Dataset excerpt
begin
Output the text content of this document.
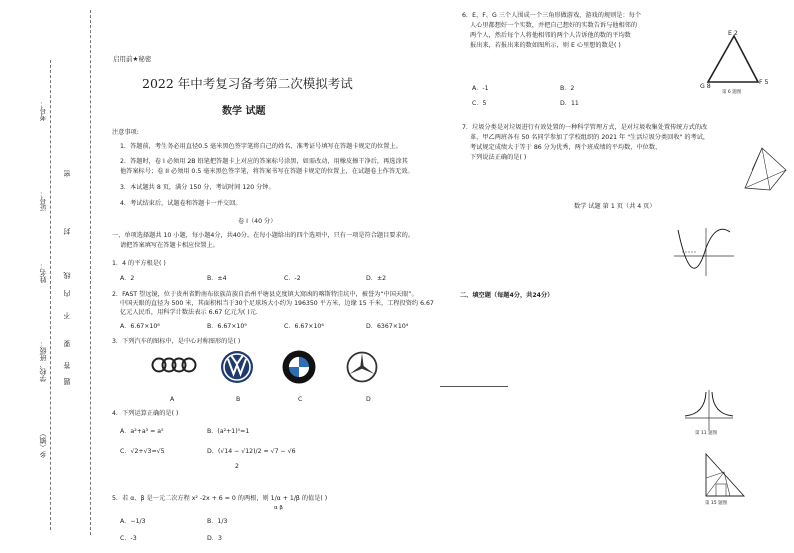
考号：
证号：
姓名：
学校、班级：
乡（镇）
密
封
线
内
不
要
答
题
启用前★秘密
2022 年中考复习备考第二次模拟考试
数学 试题
注意事项:
1．答题前，考生务必用直径0.5 毫米黑色签字笔将自己的姓名、准考证号填写在答题卡规定的位置上。
2．答题时，卷 I 必须用 2B 铅笔把答题卡上对应的答案标号涂黑，如需改动，用橡皮擦干净后，再选涂其
他答案标号；卷 II 必须用 0.5 毫米黑色签字笔，将答案书写在答题卡规定的位置上，在试题卷上作答无效。
3．本试题共 8 页，满分 150 分，考试时间 120 分钟。
4．考试结束后，试题卷和答题卡一并交回。
卷 I（40 分）
一、单项选择题共 10 小题，每小题4分，共40分。在每小题给出的四个选项中，只有一项是符合题目要求的。
请把答案填写在答题卡相应位置上。
1．4 的平方根是( )
A．2	B．±4	C．-2	D．±2
2．FAST 望远镜，位于贵州省黔南布依族苗族自治州平塘县克度镇大窝凼的喀斯特洼坑中，被誉为“中国天眼”。
中国天眼的直径为 500 米，其面积相当于30个足球场大小约为 196350 平方米，边缘 15 千米，工程投资约 6.67
亿元人民币，用科学计数法表示 6.67 亿元为( )元．
A．6.67×10⁸	B．6.67×10⁹	C．6.67×10⁶	D．6367×10⁴
3．下列汽车的图标中，是中心对称图形的是( )
A	B	C	D
4．下列运算正确的是( )
A．a²+a³ = a⁵	B．(a²+1)⁰=1
C．√2+√3=√5	D．(√14 − √12)/2 = √7 − √6
2
5．若 α、β 是一元二次方程 x² -2x + 6 = 0 的两根，则 1/α + 1/β 的值是( )
α β
A．−1/3	B．1/3
C．-3	D．3
6．E、F、G 三个人围成一个三角形做游戏，游戏的规则是：每个
人心里都想好一个实数，并把自己想好的实数告诉与他相邻的
两个人，然后每个人将他相邻的两个人告诉他的数的平均数
报出来，若报出来的数如图所示，则 E 心里想的数是( )
E 2
F 5
G 8
第 6 题图
A．-1	B．2
C．5	D．11
7．垃圾分类是对垃圾进行有效处置的一种科学管理方式，是对垃圾收集处置传统方式的改
革，甲乙两班各有 50 名同学参加了学校组织的 2021 年 "生活垃圾分类回收" 的考试，
考试规定成绩大于等于 86 分为优秀，两个班成绩的平均数、中位数、
下列说法正确的是( )
数学 试题 第 1 页（共 4 页）
二、填空题（每题4分，共24分）
第 11 题图
第 15 题图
end
Problem details
Images in the data above are to be skipped. Retype all other material exactly.

Exercise answer
Output the text content of this document.
考号：
证号：
姓名：
学校、班级：
乡（镇）
密
封
线
内
不
要
答
题
启用前★秘密
2022 年中考复习备考第二次模拟考试
数学 试题
注意事项:
1．答题前，考生务必用直径0.5 毫米黑色签字笔将自己的姓名、准考证号填写在答题卡规定的位置上。
2．答题时，卷 I 必须用 2B 铅笔把答题卡上对应的答案标号涂黑，如需改动，用橡皮擦干净后，再选涂其
他答案标号；卷 II 必须用 0.5 毫米黑色签字笔，将答案书写在答题卡规定的位置上，在试题卷上作答无效。
3．本试题共 8 页，满分 150 分，考试时间 120 分钟。
4．考试结束后，试题卷和答题卡一并交回。
卷 I（40 分）
一、单项选择题共 10 小题，每小题4分，共40分。在每小题给出的四个选项中，只有一项是符合题目要求的。
请把答案填写在答题卡相应位置上。
1．4 的平方根是( )
A．2	B．±4	C．-2	D．±2
2．FAST 望远镜，位于贵州省黔南布依族苗族自治州平塘县克度镇大窝凼的喀斯特洼坑中，被誉为“中国天眼”。
中国天眼的直径为 500 米，其面积相当于30个足球场大小约为 196350 平方米，边缘 15 千米，工程投资约 6.67
亿元人民币，用科学计数法表示 6.67 亿元为( )元．
A．6.67×10⁸	B．6.67×10⁹	C．6.67×10⁶	D．6367×10⁴
3．下列汽车的图标中，是中心对称图形的是( )
A	B	C	D
4．下列运算正确的是( )
A．a²+a³ = a⁵	B．(a²+1)⁰=1
C．√2+√3=√5	D．(√14 − √12)/2 = √7 − √6
2
5．若 α、β 是一元二次方程 x² -2x + 6 = 0 的两根，则 1/α + 1/β 的值是( )
α β
A．−1/3	B．1/3
C．-3	D．3
6．E、F、G 三个人围成一个三角形做游戏，游戏的规则是：每个
人心里都想好一个实数，并把自己想好的实数告诉与他相邻的
两个人，然后每个人将他相邻的两个人告诉他的数的平均数
报出来，若报出来的数如图所示，则 E 心里想的数是( )
E 2
F 5
G 8
第 6 题图
A．-1	B．2
C．5	D．11
7．垃圾分类是对垃圾进行有效处置的一种科学管理方式，是对垃圾收集处置传统方式的改
革，甲乙两班各有 50 名同学参加了学校组织的 2021 年 "生活垃圾分类回收" 的考试，
考试规定成绩大于等于 86 分为优秀，两个班成绩的平均数、中位数、
下列说法正确的是( )
数学 试题 第 1 页（共 4 页）
二、填空题（每题4分，共24分）
第 11 题图
第 15 题图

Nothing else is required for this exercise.